Pictures in the records should not be copied, but every other part must be repeated exactly.

___ The records ___

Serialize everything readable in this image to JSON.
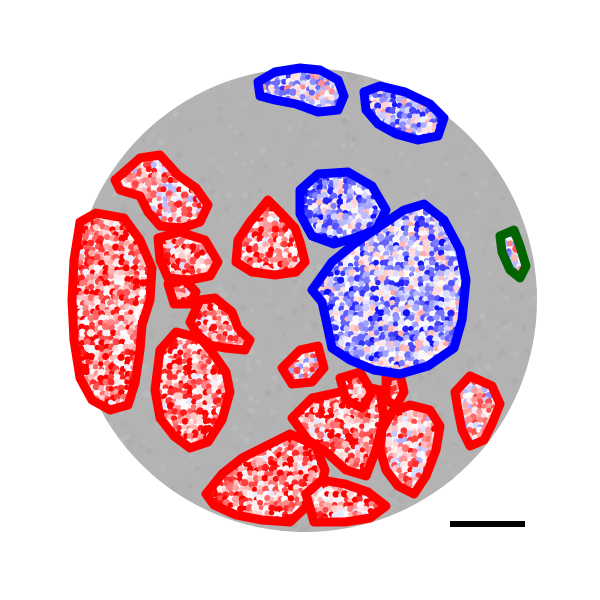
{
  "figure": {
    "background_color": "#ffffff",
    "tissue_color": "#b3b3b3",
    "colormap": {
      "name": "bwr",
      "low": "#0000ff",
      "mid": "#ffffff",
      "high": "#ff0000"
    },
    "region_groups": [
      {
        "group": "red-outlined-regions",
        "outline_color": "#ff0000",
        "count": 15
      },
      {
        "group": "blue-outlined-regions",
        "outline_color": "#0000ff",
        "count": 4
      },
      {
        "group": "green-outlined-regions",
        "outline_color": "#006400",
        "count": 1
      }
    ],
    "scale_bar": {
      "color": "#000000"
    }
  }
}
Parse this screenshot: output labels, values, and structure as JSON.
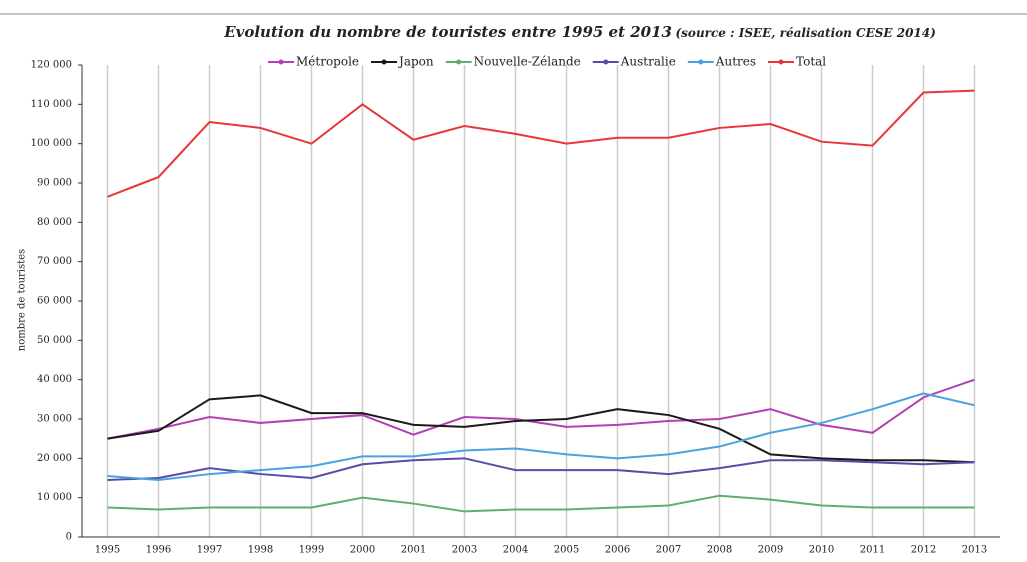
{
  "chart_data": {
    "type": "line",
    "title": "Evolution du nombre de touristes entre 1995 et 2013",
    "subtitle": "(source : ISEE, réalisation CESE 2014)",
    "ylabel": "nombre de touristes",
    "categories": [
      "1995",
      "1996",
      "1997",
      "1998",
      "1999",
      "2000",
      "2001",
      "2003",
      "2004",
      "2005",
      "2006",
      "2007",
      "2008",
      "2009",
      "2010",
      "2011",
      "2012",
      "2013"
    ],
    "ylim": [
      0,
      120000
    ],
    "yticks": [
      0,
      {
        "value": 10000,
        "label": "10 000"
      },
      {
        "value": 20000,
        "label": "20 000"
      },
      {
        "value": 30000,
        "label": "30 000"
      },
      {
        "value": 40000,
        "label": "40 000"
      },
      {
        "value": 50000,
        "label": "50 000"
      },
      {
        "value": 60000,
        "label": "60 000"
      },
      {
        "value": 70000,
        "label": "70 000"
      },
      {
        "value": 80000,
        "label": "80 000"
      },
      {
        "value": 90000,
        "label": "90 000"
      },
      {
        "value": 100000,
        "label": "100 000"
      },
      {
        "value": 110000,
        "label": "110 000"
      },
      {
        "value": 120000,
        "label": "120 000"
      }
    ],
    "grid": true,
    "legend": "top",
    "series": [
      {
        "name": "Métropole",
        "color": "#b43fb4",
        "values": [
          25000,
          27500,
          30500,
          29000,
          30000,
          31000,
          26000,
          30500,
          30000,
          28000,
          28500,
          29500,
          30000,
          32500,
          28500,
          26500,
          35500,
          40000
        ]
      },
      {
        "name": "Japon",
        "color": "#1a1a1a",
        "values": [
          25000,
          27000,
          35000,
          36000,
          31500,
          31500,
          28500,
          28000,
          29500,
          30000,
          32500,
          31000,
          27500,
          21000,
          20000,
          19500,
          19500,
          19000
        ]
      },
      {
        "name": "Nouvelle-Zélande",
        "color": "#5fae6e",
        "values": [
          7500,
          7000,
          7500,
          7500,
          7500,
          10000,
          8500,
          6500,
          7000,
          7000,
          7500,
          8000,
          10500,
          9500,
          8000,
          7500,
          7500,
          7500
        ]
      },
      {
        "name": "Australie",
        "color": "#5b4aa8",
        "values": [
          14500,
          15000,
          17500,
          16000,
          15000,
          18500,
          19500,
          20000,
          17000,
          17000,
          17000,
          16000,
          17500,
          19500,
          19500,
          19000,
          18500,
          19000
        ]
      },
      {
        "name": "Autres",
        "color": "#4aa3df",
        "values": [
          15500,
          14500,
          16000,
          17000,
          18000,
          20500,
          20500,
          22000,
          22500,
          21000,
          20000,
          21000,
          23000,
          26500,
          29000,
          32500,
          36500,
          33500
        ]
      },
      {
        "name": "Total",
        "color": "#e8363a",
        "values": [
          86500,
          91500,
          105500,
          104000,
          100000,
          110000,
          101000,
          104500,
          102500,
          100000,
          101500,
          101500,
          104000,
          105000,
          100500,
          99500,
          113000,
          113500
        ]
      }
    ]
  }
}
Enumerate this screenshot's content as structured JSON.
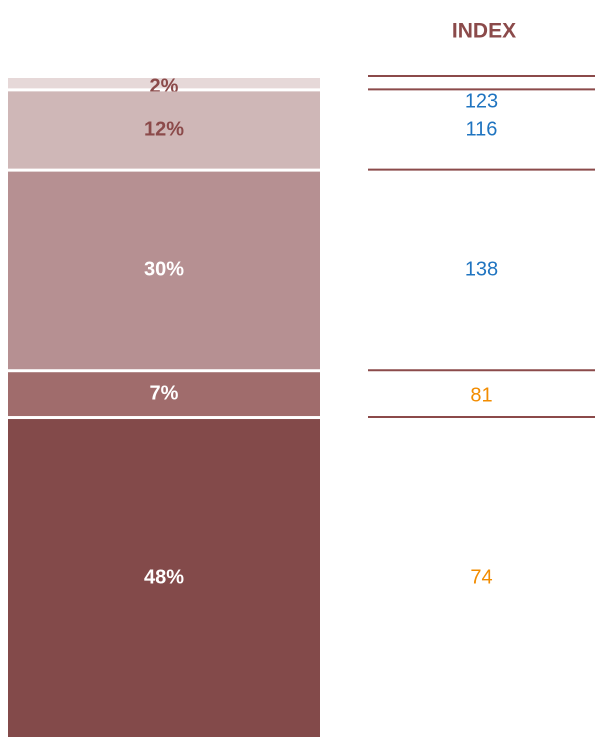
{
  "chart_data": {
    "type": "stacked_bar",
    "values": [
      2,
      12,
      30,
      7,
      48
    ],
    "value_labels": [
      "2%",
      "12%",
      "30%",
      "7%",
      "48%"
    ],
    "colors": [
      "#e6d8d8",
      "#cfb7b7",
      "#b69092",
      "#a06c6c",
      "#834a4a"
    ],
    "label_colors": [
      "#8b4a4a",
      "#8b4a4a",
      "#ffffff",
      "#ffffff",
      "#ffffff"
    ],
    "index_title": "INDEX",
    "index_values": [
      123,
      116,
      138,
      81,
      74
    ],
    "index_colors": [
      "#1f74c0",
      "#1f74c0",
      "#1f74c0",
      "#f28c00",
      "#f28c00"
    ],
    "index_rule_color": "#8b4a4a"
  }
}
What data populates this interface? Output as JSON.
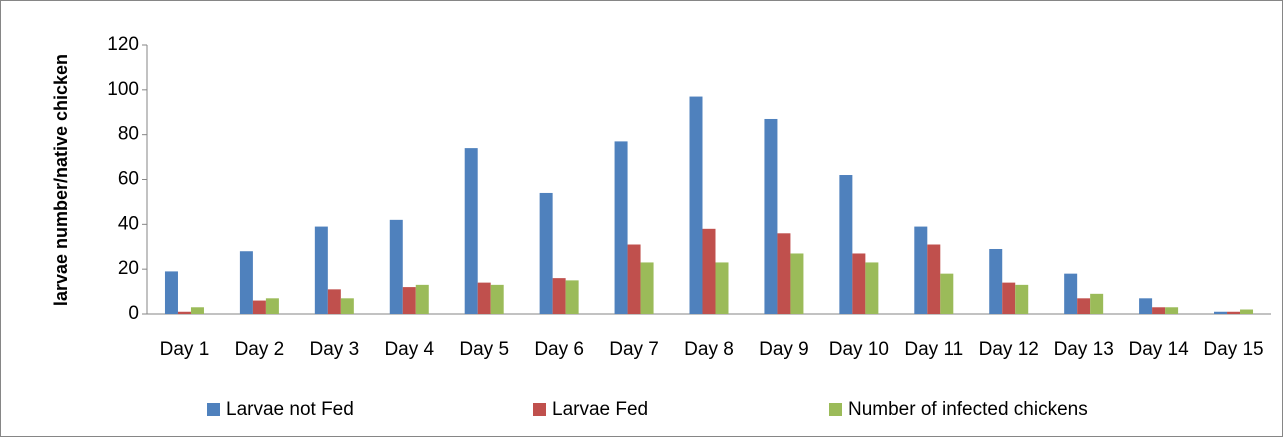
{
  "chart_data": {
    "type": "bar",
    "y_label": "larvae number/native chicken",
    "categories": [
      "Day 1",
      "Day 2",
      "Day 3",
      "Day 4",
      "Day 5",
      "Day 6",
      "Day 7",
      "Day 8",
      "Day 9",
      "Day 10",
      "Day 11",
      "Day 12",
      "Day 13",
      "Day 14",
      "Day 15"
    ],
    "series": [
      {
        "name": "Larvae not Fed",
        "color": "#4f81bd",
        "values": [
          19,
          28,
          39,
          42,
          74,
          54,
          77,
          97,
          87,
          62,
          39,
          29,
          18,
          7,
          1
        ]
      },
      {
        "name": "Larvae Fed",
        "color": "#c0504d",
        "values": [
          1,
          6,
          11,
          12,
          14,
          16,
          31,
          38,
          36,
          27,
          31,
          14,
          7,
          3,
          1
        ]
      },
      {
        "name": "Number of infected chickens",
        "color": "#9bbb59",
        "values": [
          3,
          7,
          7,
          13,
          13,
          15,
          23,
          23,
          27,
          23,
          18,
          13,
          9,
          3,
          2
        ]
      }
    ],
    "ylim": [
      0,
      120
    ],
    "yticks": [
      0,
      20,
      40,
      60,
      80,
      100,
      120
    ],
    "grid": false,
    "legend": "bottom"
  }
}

___

◆ Answer to this problem:
Serialize everything readable in this image to JSON.
{
  "figure": {
    "background_color": "#ffffff",
    "tissue_color": "#b3b3b3",
    "colormap": {
      "name": "bwr",
      "low": "#0000ff",
      "mid": "#ffffff",
      "high": "#ff0000"
    },
    "region_groups": [
      {
        "group": "red-outlined-regions",
        "outline_color": "#ff0000",
        "count": 15
      },
      {
        "group": "blue-outlined-regions",
        "outline_color": "#0000ff",
        "count": 4
      },
      {
        "group": "green-outlined-regions",
        "outline_color": "#006400",
        "count": 1
      }
    ],
    "scale_bar": {
      "color": "#000000"
    }
  }
}
Parse this screenshot: output labels, values, and structure as JSON.
{
  "chart_data": {
    "type": "line",
    "title": "Evolution du nombre de touristes entre 1995 et 2013",
    "subtitle": "(source : ISEE, réalisation CESE 2014)",
    "ylabel": "nombre de touristes",
    "categories": [
      "1995",
      "1996",
      "1997",
      "1998",
      "1999",
      "2000",
      "2001",
      "2003",
      "2004",
      "2005",
      "2006",
      "2007",
      "2008",
      "2009",
      "2010",
      "2011",
      "2012",
      "2013"
    ],
    "ylim": [
      0,
      120000
    ],
    "yticks": [
      0,
      {
        "value": 10000,
        "label": "10 000"
      },
      {
        "value": 20000,
        "label": "20 000"
      },
      {
        "value": 30000,
        "label": "30 000"
      },
      {
        "value": 40000,
        "label": "40 000"
      },
      {
        "value": 50000,
        "label": "50 000"
      },
      {
        "value": 60000,
        "label": "60 000"
      },
      {
        "value": 70000,
        "label": "70 000"
      },
      {
        "value": 80000,
        "label": "80 000"
      },
      {
        "value": 90000,
        "label": "90 000"
      },
      {
        "value": 100000,
        "label": "100 000"
      },
      {
        "value": 110000,
        "label": "110 000"
      },
      {
        "value": 120000,
        "label": "120 000"
      }
    ],
    "grid": true,
    "legend": "top",
    "series": [
      {
        "name": "Métropole",
        "color": "#b43fb4",
        "values": [
          25000,
          27500,
          30500,
          29000,
          30000,
          31000,
          26000,
          30500,
          30000,
          28000,
          28500,
          29500,
          30000,
          32500,
          28500,
          26500,
          35500,
          40000
        ]
      },
      {
        "name": "Japon",
        "color": "#1a1a1a",
        "values": [
          25000,
          27000,
          35000,
          36000,
          31500,
          31500,
          28500,
          28000,
          29500,
          30000,
          32500,
          31000,
          27500,
          21000,
          20000,
          19500,
          19500,
          19000
        ]
      },
      {
        "name": "Nouvelle-Zélande",
        "color": "#5fae6e",
        "values": [
          7500,
          7000,
          7500,
          7500,
          7500,
          10000,
          8500,
          6500,
          7000,
          7000,
          7500,
          8000,
          10500,
          9500,
          8000,
          7500,
          7500,
          7500
        ]
      },
      {
        "name": "Australie",
        "color": "#5b4aa8",
        "values": [
          14500,
          15000,
          17500,
          16000,
          15000,
          18500,
          19500,
          20000,
          17000,
          17000,
          17000,
          16000,
          17500,
          19500,
          19500,
          19000,
          18500,
          19000
        ]
      },
      {
        "name": "Autres",
        "color": "#4aa3df",
        "values": [
          15500,
          14500,
          16000,
          17000,
          18000,
          20500,
          20500,
          22000,
          22500,
          21000,
          20000,
          21000,
          23000,
          26500,
          29000,
          32500,
          36500,
          33500
        ]
      },
      {
        "name": "Total",
        "color": "#e8363a",
        "values": [
          86500,
          91500,
          105500,
          104000,
          100000,
          110000,
          101000,
          104500,
          102500,
          100000,
          101500,
          101500,
          104000,
          105000,
          100500,
          99500,
          113000,
          113500
        ]
      }
    ]
  }
}
Enumerate this screenshot's content as structured JSON.
{
  "chart_data": {
    "type": "stacked_bar",
    "values": [
      2,
      12,
      30,
      7,
      48
    ],
    "value_labels": [
      "2%",
      "12%",
      "30%",
      "7%",
      "48%"
    ],
    "colors": [
      "#e6d8d8",
      "#cfb7b7",
      "#b69092",
      "#a06c6c",
      "#834a4a"
    ],
    "label_colors": [
      "#8b4a4a",
      "#8b4a4a",
      "#ffffff",
      "#ffffff",
      "#ffffff"
    ],
    "index_title": "INDEX",
    "index_values": [
      123,
      116,
      138,
      81,
      74
    ],
    "index_colors": [
      "#1f74c0",
      "#1f74c0",
      "#1f74c0",
      "#f28c00",
      "#f28c00"
    ],
    "index_rule_color": "#8b4a4a"
  }
}
What data populates this interface? Output as JSON.
{
  "chart_data": {
    "type": "bar",
    "y_label": "larvae number/native chicken",
    "categories": [
      "Day 1",
      "Day 2",
      "Day 3",
      "Day 4",
      "Day 5",
      "Day 6",
      "Day 7",
      "Day 8",
      "Day 9",
      "Day 10",
      "Day 11",
      "Day 12",
      "Day 13",
      "Day 14",
      "Day 15"
    ],
    "series": [
      {
        "name": "Larvae not Fed",
        "color": "#4f81bd",
        "values": [
          19,
          28,
          39,
          42,
          74,
          54,
          77,
          97,
          87,
          62,
          39,
          29,
          18,
          7,
          1
        ]
      },
      {
        "name": "Larvae Fed",
        "color": "#c0504d",
        "values": [
          1,
          6,
          11,
          12,
          14,
          16,
          31,
          38,
          36,
          27,
          31,
          14,
          7,
          3,
          1
        ]
      },
      {
        "name": "Number of infected chickens",
        "color": "#9bbb59",
        "values": [
          3,
          7,
          7,
          13,
          13,
          15,
          23,
          23,
          27,
          23,
          18,
          13,
          9,
          3,
          2
        ]
      }
    ],
    "ylim": [
      0,
      120
    ],
    "yticks": [
      0,
      20,
      40,
      60,
      80,
      100,
      120
    ],
    "grid": false,
    "legend": "bottom"
  }
}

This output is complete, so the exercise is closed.